Copy the lines from the one containing "Localize each UI" through the one containing "footer-divider — [64, 928, 722, 931]", both included, without changing anything.

-- -- --

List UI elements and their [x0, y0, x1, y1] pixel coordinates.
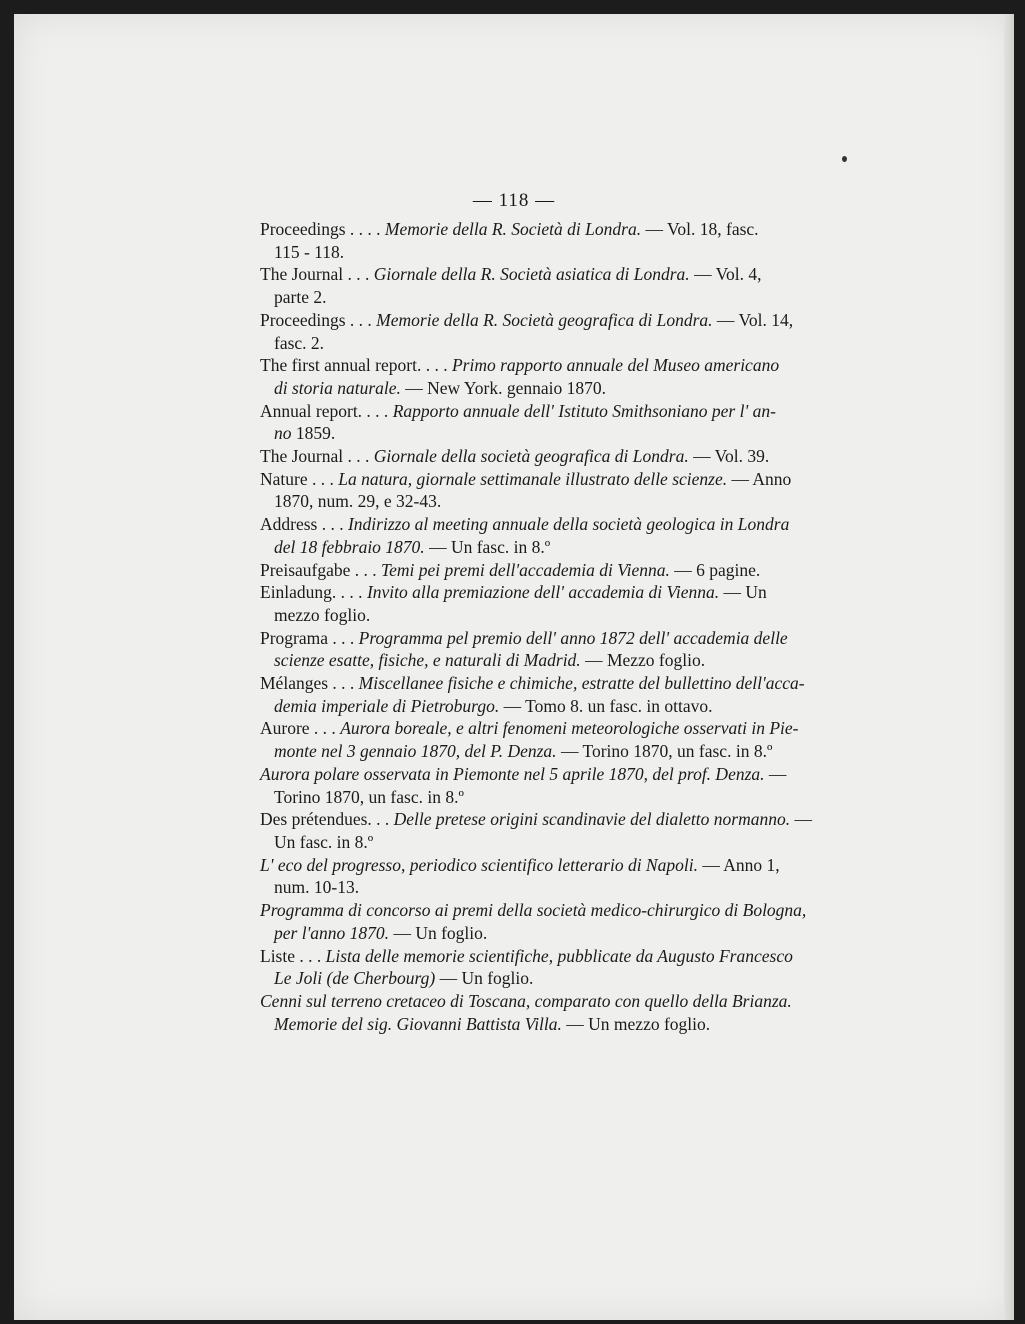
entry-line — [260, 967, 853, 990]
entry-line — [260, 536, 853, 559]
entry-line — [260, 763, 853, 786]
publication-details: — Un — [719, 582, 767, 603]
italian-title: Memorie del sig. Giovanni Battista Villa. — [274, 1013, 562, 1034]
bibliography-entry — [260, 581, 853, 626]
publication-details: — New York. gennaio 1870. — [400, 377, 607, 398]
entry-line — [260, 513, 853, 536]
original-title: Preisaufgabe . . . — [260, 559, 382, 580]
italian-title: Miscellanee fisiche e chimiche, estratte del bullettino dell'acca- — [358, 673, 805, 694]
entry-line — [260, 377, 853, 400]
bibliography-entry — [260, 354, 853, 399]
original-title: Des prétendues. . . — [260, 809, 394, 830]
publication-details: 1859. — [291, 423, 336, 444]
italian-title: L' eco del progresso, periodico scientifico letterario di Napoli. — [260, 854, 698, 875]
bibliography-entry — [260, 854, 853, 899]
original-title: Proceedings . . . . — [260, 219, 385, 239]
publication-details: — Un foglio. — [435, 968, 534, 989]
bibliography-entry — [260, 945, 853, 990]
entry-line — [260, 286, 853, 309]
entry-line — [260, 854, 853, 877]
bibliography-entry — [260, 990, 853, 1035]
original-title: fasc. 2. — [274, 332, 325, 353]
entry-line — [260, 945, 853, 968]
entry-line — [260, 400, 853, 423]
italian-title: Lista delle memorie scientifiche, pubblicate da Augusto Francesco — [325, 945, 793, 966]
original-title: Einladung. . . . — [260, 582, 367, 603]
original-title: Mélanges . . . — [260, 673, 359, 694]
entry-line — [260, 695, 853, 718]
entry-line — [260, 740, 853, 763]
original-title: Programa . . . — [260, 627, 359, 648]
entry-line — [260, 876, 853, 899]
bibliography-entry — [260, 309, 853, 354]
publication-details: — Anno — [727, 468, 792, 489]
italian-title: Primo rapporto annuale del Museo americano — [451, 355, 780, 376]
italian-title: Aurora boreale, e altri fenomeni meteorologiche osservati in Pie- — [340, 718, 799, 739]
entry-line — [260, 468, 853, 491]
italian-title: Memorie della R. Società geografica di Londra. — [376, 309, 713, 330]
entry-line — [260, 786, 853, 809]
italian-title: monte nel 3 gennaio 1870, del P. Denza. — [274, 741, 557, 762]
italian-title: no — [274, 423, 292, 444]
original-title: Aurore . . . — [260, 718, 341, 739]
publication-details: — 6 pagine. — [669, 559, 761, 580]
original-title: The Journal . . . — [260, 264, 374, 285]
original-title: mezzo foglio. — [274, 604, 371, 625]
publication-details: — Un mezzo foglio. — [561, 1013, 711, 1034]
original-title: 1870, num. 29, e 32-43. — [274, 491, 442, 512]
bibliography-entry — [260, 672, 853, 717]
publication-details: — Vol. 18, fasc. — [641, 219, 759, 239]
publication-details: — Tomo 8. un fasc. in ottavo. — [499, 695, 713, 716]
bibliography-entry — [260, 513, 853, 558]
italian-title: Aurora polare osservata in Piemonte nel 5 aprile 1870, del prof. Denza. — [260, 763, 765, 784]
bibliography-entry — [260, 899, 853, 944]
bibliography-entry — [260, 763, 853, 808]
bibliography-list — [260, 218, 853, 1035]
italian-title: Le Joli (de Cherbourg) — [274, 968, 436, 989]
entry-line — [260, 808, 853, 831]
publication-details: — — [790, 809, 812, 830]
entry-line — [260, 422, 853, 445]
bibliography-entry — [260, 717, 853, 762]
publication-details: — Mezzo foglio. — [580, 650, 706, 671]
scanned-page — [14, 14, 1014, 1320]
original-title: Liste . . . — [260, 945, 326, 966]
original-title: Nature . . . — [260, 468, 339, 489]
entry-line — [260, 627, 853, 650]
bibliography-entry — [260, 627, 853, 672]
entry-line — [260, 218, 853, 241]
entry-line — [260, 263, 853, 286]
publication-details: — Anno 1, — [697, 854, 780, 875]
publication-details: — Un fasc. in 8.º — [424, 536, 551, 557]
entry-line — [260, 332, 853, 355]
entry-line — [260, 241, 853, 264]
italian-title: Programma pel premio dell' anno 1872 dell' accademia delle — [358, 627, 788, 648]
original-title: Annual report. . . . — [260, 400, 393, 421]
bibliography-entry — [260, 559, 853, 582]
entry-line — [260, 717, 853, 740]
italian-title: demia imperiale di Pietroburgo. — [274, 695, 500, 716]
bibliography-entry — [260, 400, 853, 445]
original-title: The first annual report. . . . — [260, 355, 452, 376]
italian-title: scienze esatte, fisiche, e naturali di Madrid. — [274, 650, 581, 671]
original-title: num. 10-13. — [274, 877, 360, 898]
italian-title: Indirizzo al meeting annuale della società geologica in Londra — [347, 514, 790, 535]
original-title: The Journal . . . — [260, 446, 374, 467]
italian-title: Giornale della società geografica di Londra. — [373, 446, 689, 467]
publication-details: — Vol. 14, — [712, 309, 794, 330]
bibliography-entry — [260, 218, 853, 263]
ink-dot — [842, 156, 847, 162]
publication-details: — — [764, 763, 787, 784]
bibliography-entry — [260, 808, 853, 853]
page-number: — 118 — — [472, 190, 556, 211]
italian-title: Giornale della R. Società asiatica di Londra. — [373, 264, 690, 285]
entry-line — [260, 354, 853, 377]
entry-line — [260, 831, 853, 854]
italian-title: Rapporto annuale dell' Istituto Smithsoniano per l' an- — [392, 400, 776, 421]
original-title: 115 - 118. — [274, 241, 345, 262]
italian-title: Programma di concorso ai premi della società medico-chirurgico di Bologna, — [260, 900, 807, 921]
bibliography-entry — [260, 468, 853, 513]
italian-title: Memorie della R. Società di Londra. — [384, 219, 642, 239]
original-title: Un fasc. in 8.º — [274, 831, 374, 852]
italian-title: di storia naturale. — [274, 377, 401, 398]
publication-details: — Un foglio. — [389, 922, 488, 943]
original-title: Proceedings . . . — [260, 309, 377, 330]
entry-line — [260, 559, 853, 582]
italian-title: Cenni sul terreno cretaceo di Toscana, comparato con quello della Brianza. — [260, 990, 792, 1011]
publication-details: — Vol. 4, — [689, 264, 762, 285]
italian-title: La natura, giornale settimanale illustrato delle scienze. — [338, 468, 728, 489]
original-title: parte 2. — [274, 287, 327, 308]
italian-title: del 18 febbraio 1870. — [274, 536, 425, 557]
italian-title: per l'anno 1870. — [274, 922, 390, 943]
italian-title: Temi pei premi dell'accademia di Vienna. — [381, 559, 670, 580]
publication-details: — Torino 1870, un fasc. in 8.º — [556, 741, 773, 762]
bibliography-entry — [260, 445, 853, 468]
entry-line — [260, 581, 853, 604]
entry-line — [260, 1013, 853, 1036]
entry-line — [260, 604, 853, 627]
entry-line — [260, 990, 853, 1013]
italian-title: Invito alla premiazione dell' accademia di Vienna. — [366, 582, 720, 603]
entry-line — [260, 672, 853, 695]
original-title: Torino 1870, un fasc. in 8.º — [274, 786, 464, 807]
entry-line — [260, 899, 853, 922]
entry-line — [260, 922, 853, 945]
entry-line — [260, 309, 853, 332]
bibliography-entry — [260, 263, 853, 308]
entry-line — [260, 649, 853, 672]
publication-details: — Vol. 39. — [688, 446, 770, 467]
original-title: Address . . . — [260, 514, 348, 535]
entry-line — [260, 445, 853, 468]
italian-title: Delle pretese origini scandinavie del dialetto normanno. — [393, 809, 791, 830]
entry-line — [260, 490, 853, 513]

-- -- --

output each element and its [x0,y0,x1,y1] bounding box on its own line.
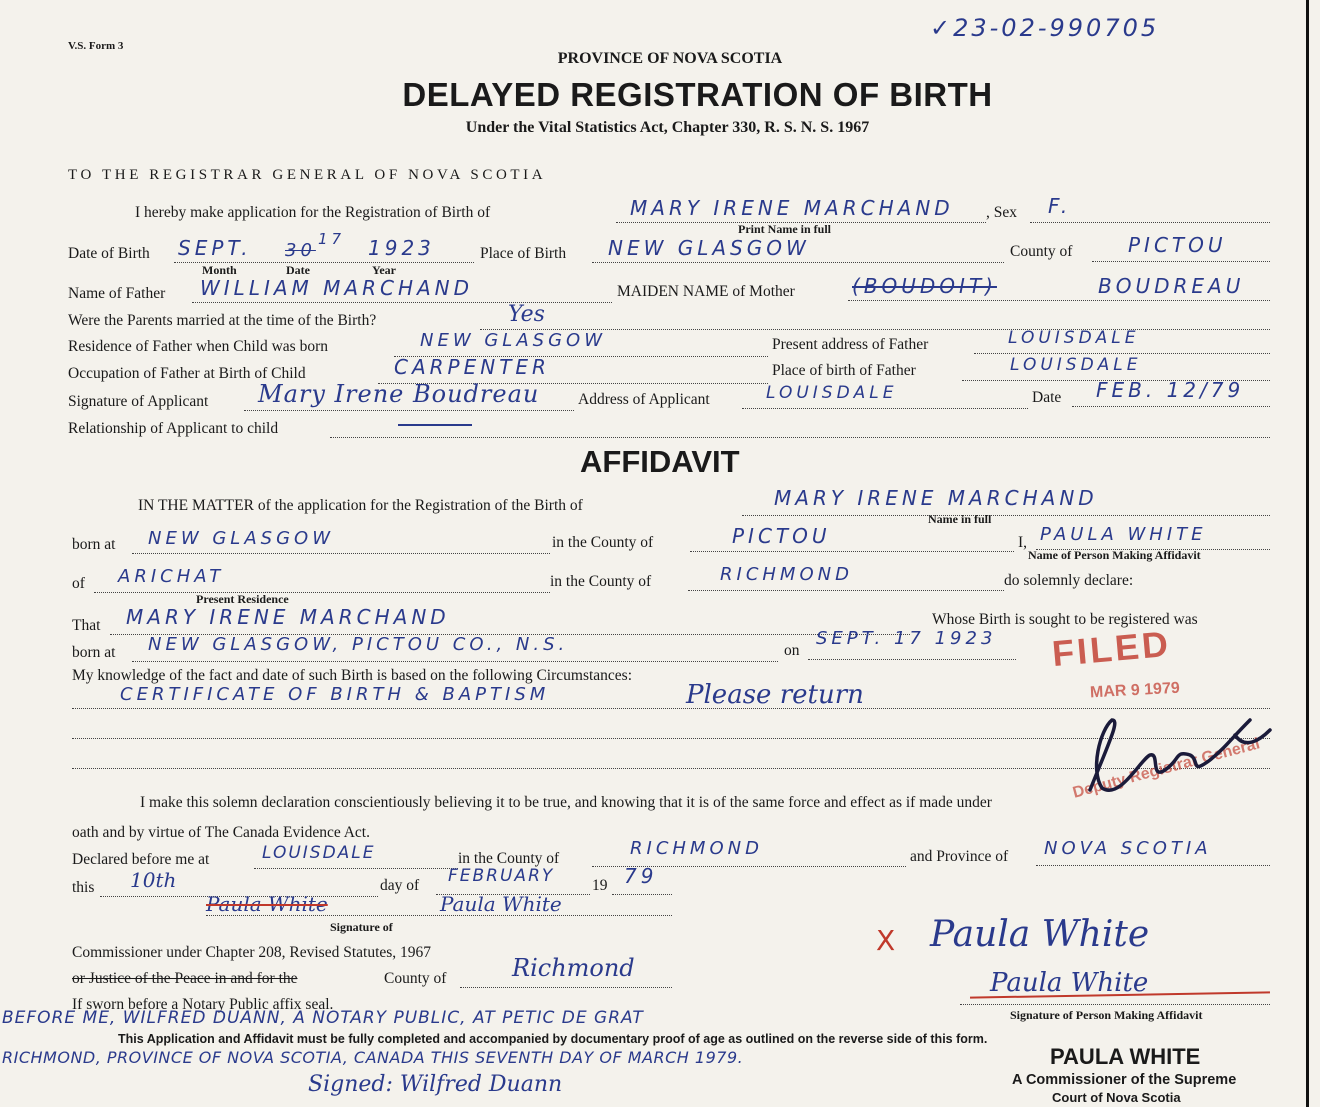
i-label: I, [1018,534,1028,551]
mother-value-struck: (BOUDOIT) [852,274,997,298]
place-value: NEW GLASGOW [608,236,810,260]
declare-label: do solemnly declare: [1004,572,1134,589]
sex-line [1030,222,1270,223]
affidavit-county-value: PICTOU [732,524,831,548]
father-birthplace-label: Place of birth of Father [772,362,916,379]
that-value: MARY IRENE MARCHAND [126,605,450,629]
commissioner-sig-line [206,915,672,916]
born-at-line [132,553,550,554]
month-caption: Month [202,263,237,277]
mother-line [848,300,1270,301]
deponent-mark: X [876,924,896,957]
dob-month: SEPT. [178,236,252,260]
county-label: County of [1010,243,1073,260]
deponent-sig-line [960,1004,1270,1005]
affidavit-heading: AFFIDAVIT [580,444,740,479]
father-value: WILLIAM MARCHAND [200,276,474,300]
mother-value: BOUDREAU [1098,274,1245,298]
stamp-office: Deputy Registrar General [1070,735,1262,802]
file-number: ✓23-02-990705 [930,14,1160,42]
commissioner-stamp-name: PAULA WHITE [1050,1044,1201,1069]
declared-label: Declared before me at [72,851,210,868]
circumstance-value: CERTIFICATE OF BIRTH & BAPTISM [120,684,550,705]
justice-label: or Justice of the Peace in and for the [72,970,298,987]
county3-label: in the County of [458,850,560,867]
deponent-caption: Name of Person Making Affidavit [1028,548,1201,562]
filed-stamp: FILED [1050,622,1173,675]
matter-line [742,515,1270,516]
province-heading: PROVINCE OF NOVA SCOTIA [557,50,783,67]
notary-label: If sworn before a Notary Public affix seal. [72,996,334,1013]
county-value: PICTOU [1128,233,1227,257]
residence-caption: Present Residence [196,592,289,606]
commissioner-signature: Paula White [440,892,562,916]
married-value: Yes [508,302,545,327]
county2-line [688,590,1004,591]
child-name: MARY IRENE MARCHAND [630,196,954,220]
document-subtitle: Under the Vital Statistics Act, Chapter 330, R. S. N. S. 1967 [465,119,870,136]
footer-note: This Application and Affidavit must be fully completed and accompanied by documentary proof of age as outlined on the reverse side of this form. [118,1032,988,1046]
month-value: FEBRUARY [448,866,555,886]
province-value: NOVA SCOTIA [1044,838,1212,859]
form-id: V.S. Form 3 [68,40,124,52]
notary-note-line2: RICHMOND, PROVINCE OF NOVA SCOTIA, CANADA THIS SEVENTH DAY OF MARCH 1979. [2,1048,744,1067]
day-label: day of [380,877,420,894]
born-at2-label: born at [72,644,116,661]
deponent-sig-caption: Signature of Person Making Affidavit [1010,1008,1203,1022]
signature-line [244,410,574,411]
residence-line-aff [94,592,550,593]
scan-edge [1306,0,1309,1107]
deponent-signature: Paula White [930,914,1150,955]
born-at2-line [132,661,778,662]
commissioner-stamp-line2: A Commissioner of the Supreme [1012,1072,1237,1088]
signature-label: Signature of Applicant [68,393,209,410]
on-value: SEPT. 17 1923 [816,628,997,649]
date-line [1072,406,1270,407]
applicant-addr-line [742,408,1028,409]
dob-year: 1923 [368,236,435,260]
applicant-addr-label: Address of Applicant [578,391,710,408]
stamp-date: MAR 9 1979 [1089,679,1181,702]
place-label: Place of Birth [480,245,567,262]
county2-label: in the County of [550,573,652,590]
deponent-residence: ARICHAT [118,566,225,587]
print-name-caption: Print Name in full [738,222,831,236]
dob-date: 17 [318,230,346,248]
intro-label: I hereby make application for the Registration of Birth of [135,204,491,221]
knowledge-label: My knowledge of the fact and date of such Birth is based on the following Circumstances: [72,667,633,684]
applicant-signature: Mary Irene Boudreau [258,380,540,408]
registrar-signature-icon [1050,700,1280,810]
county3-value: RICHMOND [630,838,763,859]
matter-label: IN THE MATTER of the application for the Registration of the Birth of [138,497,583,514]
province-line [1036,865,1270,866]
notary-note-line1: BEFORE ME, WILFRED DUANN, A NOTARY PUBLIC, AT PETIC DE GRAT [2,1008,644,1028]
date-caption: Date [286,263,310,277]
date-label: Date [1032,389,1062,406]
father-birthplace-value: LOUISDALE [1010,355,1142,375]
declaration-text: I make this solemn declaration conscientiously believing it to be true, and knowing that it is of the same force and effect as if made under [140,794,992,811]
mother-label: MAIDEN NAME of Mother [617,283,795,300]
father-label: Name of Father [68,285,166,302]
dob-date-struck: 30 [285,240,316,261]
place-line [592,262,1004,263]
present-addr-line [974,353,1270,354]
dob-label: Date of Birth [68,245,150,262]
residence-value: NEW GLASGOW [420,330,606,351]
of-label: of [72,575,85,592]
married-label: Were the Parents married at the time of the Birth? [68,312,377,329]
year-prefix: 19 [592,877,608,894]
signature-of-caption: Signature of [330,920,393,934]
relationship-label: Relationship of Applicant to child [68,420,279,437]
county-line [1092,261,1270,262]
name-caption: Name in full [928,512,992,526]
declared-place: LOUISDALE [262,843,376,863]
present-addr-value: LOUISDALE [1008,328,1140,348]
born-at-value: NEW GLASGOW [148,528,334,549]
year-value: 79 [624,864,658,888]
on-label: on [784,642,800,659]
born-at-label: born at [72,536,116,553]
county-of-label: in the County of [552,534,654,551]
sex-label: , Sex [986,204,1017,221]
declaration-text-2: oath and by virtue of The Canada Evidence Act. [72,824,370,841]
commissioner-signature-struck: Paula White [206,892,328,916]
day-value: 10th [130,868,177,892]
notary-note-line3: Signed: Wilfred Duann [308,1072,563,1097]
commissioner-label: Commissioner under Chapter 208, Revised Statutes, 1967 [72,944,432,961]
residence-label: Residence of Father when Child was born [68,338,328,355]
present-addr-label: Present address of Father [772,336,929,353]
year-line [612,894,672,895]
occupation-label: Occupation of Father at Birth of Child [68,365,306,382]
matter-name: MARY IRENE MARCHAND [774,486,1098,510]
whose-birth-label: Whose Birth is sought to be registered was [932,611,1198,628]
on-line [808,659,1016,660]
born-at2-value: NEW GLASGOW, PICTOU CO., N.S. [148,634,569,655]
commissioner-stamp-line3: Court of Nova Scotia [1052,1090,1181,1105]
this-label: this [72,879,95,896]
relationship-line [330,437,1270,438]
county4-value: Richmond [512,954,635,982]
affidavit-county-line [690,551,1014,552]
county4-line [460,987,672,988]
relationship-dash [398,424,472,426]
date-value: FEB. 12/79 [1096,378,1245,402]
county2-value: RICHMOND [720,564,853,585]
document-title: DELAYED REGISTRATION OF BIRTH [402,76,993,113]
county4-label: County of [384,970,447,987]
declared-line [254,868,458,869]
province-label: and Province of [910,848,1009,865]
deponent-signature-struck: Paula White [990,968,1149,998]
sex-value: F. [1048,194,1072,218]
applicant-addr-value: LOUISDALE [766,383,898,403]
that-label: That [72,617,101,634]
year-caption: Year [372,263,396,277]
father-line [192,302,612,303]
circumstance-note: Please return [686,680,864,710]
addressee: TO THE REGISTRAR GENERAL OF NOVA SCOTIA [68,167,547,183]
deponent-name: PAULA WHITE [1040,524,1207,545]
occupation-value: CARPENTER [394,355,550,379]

-- -- --

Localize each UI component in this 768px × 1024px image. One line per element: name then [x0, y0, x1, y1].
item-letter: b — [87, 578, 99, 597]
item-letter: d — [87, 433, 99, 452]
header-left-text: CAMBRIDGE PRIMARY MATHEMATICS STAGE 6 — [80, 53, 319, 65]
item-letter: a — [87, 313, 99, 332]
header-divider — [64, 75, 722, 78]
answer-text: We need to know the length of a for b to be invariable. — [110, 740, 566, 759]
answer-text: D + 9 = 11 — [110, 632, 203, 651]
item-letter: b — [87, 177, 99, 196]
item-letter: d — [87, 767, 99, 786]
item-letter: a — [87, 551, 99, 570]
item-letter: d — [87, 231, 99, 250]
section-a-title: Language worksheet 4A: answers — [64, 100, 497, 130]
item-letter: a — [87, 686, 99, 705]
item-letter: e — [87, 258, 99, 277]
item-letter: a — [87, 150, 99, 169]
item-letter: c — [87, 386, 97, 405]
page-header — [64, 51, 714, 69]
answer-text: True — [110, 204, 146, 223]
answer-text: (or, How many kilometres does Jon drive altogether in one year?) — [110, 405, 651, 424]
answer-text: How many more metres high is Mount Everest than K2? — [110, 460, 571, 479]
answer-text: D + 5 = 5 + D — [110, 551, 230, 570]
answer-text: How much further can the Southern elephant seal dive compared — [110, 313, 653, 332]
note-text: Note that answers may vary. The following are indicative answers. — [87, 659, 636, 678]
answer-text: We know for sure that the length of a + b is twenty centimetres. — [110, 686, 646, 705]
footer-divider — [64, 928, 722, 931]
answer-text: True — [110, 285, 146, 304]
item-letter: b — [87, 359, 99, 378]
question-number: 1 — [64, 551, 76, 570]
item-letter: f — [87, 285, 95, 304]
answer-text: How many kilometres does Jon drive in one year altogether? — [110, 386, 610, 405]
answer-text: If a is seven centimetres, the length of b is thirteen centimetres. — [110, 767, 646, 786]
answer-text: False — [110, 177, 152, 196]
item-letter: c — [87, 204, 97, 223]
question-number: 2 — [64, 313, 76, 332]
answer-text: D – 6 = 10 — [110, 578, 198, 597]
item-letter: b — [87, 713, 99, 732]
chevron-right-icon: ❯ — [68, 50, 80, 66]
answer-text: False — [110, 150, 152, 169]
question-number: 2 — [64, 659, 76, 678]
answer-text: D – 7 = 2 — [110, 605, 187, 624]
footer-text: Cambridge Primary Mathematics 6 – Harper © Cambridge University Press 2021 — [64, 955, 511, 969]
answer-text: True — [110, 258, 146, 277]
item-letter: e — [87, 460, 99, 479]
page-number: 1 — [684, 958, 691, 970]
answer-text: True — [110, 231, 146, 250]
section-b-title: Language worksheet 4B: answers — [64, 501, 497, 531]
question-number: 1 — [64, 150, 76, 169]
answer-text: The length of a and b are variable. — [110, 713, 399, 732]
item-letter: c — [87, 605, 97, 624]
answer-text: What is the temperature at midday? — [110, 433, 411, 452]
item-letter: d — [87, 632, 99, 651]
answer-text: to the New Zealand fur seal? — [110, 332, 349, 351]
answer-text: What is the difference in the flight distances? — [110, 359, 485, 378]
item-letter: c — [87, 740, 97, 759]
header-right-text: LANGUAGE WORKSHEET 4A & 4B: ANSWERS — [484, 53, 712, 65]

-- -- --

◆ Solution for this problem
Localize each UI component in this 768px × 1024px image. One line per element: name then [x0, y0, x1, y1].
item-letter: b — [87, 578, 99, 597]
item-letter: d — [87, 433, 99, 452]
header-left-text: CAMBRIDGE PRIMARY MATHEMATICS STAGE 6 — [80, 53, 319, 65]
item-letter: a — [87, 313, 99, 332]
header-divider — [64, 75, 722, 78]
answer-text: We need to know the length of a for b to be invariable. — [110, 740, 566, 759]
answer-text: D + 9 = 11 — [110, 632, 203, 651]
item-letter: b — [87, 177, 99, 196]
item-letter: d — [87, 767, 99, 786]
item-letter: a — [87, 551, 99, 570]
item-letter: d — [87, 231, 99, 250]
section-a-title: Language worksheet 4A: answers — [64, 100, 497, 130]
item-letter: a — [87, 686, 99, 705]
item-letter: e — [87, 258, 99, 277]
item-letter: a — [87, 150, 99, 169]
item-letter: c — [87, 386, 97, 405]
page-header — [64, 51, 714, 69]
answer-text: True — [110, 204, 146, 223]
answer-text: (or, How many kilometres does Jon drive altogether in one year?) — [110, 405, 651, 424]
answer-text: How many more metres high is Mount Everest than K2? — [110, 460, 571, 479]
answer-text: D + 5 = 5 + D — [110, 551, 230, 570]
answer-text: How much further can the Southern elephant seal dive compared — [110, 313, 653, 332]
note-text: Note that answers may vary. The following are indicative answers. — [87, 659, 636, 678]
answer-text: We know for sure that the length of a + b is twenty centimetres. — [110, 686, 646, 705]
footer-divider — [64, 928, 722, 931]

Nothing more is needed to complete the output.